> What needs to be done: Repeat every record below exactly, but leave out any pictures.
---------- Records for this task
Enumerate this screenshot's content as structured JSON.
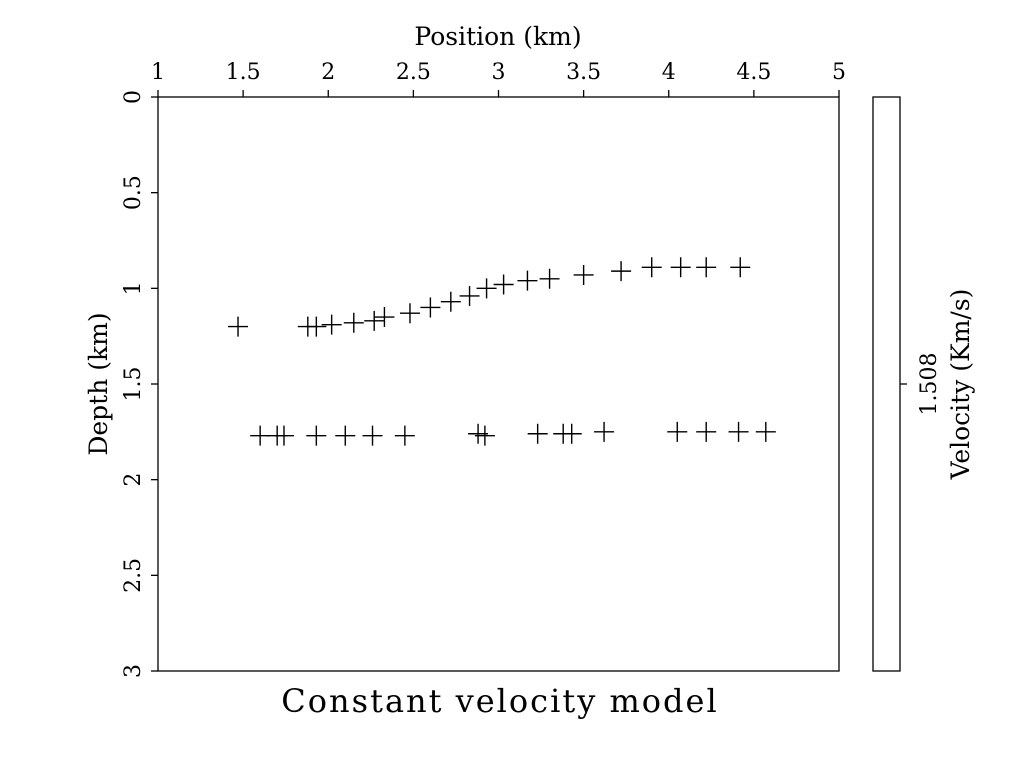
{
  "chart_data": {
    "type": "scatter",
    "title": "Constant velocity model",
    "xlabel": "Position (km)",
    "ylabel": "Depth (km)",
    "xlim": [
      1,
      5
    ],
    "ylim": [
      3,
      0
    ],
    "x_ticks": [
      "1",
      "1.5",
      "2",
      "2.5",
      "3",
      "3.5",
      "4",
      "4.5",
      "5"
    ],
    "y_ticks": [
      "0",
      "0.5",
      "1",
      "1.5",
      "2",
      "2.5",
      "3"
    ],
    "marker": "+",
    "grid": false,
    "series": [
      {
        "points": [
          [
            1.47,
            1.2
          ],
          [
            1.88,
            1.2
          ],
          [
            1.93,
            1.2
          ],
          [
            2.02,
            1.19
          ],
          [
            2.15,
            1.18
          ],
          [
            2.27,
            1.17
          ],
          [
            2.33,
            1.15
          ],
          [
            2.48,
            1.13
          ],
          [
            2.6,
            1.1
          ],
          [
            2.72,
            1.07
          ],
          [
            2.83,
            1.04
          ],
          [
            2.93,
            1.0
          ],
          [
            3.03,
            0.98
          ],
          [
            3.17,
            0.96
          ],
          [
            3.3,
            0.95
          ],
          [
            3.5,
            0.93
          ],
          [
            3.72,
            0.91
          ],
          [
            3.9,
            0.89
          ],
          [
            4.07,
            0.89
          ],
          [
            4.22,
            0.89
          ],
          [
            4.42,
            0.89
          ]
        ]
      },
      {
        "points": [
          [
            1.6,
            1.77
          ],
          [
            1.7,
            1.77
          ],
          [
            1.74,
            1.77
          ],
          [
            1.93,
            1.77
          ],
          [
            2.1,
            1.77
          ],
          [
            2.26,
            1.77
          ],
          [
            2.45,
            1.77
          ],
          [
            2.88,
            1.76
          ],
          [
            2.92,
            1.77
          ],
          [
            3.23,
            1.76
          ],
          [
            3.38,
            1.76
          ],
          [
            3.43,
            1.76
          ],
          [
            3.62,
            1.75
          ],
          [
            4.05,
            1.75
          ],
          [
            4.22,
            1.75
          ],
          [
            4.41,
            1.75
          ],
          [
            4.57,
            1.75
          ]
        ]
      }
    ],
    "colorbar": {
      "label": "Velocity (Km/s)",
      "tick_value": "1.508"
    }
  }
}
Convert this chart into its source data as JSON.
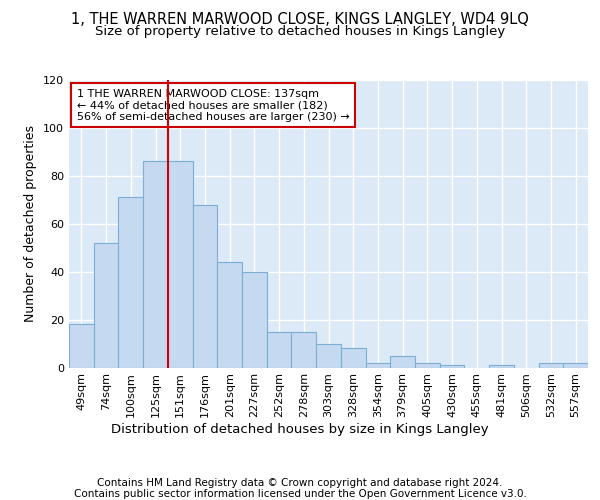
{
  "title": "1, THE WARREN MARWOOD CLOSE, KINGS LANGLEY, WD4 9LQ",
  "subtitle": "Size of property relative to detached houses in Kings Langley",
  "xlabel": "Distribution of detached houses by size in Kings Langley",
  "ylabel": "Number of detached properties",
  "bar_values": [
    18,
    52,
    71,
    86,
    86,
    68,
    44,
    40,
    15,
    15,
    10,
    8,
    2,
    5,
    2,
    1,
    0,
    1,
    0,
    2,
    2
  ],
  "bin_labels": [
    "49sqm",
    "74sqm",
    "100sqm",
    "125sqm",
    "151sqm",
    "176sqm",
    "201sqm",
    "227sqm",
    "252sqm",
    "278sqm",
    "303sqm",
    "328sqm",
    "354sqm",
    "379sqm",
    "405sqm",
    "430sqm",
    "455sqm",
    "481sqm",
    "506sqm",
    "532sqm",
    "557sqm"
  ],
  "bar_color": "#c5d9f0",
  "bar_edge_color": "#7bafd4",
  "vline_x": 3.5,
  "vline_color": "#cc0000",
  "annotation_text": "1 THE WARREN MARWOOD CLOSE: 137sqm\n← 44% of detached houses are smaller (182)\n56% of semi-detached houses are larger (230) →",
  "annotation_box_color": "#ffffff",
  "annotation_box_edge": "#cc0000",
  "ylim": [
    0,
    120
  ],
  "yticks": [
    0,
    20,
    40,
    60,
    80,
    100,
    120
  ],
  "footer": "Contains HM Land Registry data © Crown copyright and database right 2024.\nContains public sector information licensed under the Open Government Licence v3.0.",
  "bg_color": "#ffffff",
  "plot_bg_color": "#dce9f7",
  "grid_color": "#ffffff",
  "title_fontsize": 10.5,
  "subtitle_fontsize": 9.5,
  "ylabel_fontsize": 9,
  "xlabel_fontsize": 9.5,
  "tick_fontsize": 8,
  "footer_fontsize": 7.5
}
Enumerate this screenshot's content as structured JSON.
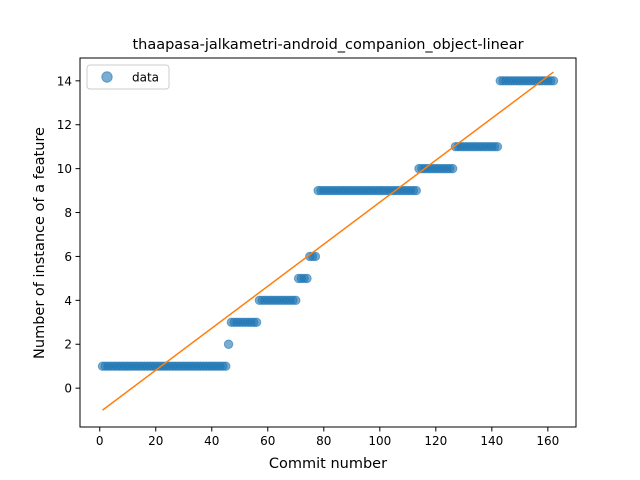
--------------------
> Worked solution:
Enumerate this screenshot's content as structured JSON.
{
  "chart_data": {
    "type": "scatter",
    "title": "Constant velocity model",
    "xlabel": "Position (km)",
    "ylabel": "Depth (km)",
    "xlim": [
      1,
      5
    ],
    "ylim": [
      3,
      0
    ],
    "x_ticks": [
      "1",
      "1.5",
      "2",
      "2.5",
      "3",
      "3.5",
      "4",
      "4.5",
      "5"
    ],
    "y_ticks": [
      "0",
      "0.5",
      "1",
      "1.5",
      "2",
      "2.5",
      "3"
    ],
    "marker": "+",
    "grid": false,
    "series": [
      {
        "points": [
          [
            1.47,
            1.2
          ],
          [
            1.88,
            1.2
          ],
          [
            1.93,
            1.2
          ],
          [
            2.02,
            1.19
          ],
          [
            2.15,
            1.18
          ],
          [
            2.27,
            1.17
          ],
          [
            2.33,
            1.15
          ],
          [
            2.48,
            1.13
          ],
          [
            2.6,
            1.1
          ],
          [
            2.72,
            1.07
          ],
          [
            2.83,
            1.04
          ],
          [
            2.93,
            1.0
          ],
          [
            3.03,
            0.98
          ],
          [
            3.17,
            0.96
          ],
          [
            3.3,
            0.95
          ],
          [
            3.5,
            0.93
          ],
          [
            3.72,
            0.91
          ],
          [
            3.9,
            0.89
          ],
          [
            4.07,
            0.89
          ],
          [
            4.22,
            0.89
          ],
          [
            4.42,
            0.89
          ]
        ]
      },
      {
        "points": [
          [
            1.6,
            1.77
          ],
          [
            1.7,
            1.77
          ],
          [
            1.74,
            1.77
          ],
          [
            1.93,
            1.77
          ],
          [
            2.1,
            1.77
          ],
          [
            2.26,
            1.77
          ],
          [
            2.45,
            1.77
          ],
          [
            2.88,
            1.76
          ],
          [
            2.92,
            1.77
          ],
          [
            3.23,
            1.76
          ],
          [
            3.38,
            1.76
          ],
          [
            3.43,
            1.76
          ],
          [
            3.62,
            1.75
          ],
          [
            4.05,
            1.75
          ],
          [
            4.22,
            1.75
          ],
          [
            4.41,
            1.75
          ],
          [
            4.57,
            1.75
          ]
        ]
      }
    ],
    "colorbar": {
      "label": "Velocity (Km/s)",
      "tick_value": "1.508"
    }
  }
}
Convert this chart into its source data as JSON.
{
  "title": "1, THE WARREN MARWOOD CLOSE, KINGS LANGLEY, WD4 9LQ",
  "subtitle": "Size of property relative to detached houses in Kings Langley",
  "xlabel": "Distribution of detached houses by size in Kings Langley",
  "ylabel": "Number of detached properties",
  "bar_values": [
    18,
    52,
    71,
    86,
    86,
    68,
    44,
    40,
    15,
    15,
    10,
    8,
    2,
    5,
    2,
    1,
    0,
    1,
    0,
    2,
    2
  ],
  "bin_labels": [
    "49sqm",
    "74sqm",
    "100sqm",
    "125sqm",
    "151sqm",
    "176sqm",
    "201sqm",
    "227sqm",
    "252sqm",
    "278sqm",
    "303sqm",
    "328sqm",
    "354sqm",
    "379sqm",
    "405sqm",
    "430sqm",
    "455sqm",
    "481sqm",
    "506sqm",
    "532sqm",
    "557sqm"
  ],
  "bar_color": "#c5d9f0",
  "bar_edge_color": "#7bafd4",
  "vline_x": 3.5,
  "vline_color": "#cc0000",
  "annotation_text": "1 THE WARREN MARWOOD CLOSE: 137sqm\n← 44% of detached houses are smaller (182)\n56% of semi-detached houses are larger (230) →",
  "annotation_box_color": "#ffffff",
  "annotation_box_edge": "#cc0000",
  "ylim": [
    0,
    120
  ],
  "yticks": [
    0,
    20,
    40,
    60,
    80,
    100,
    120
  ],
  "footer": "Contains HM Land Registry data © Crown copyright and database right 2024.\nContains public sector information licensed under the Open Government Licence v3.0.",
  "bg_color": "#ffffff",
  "plot_bg_color": "#dce9f7",
  "grid_color": "#ffffff",
  "title_fontsize": 10.5,
  "subtitle_fontsize": 9.5,
  "ylabel_fontsize": 9,
  "xlabel_fontsize": 9.5,
  "tick_fontsize": 8,
  "footer_fontsize": 7.5
}
Enumerate this screenshot's content as structured JSON.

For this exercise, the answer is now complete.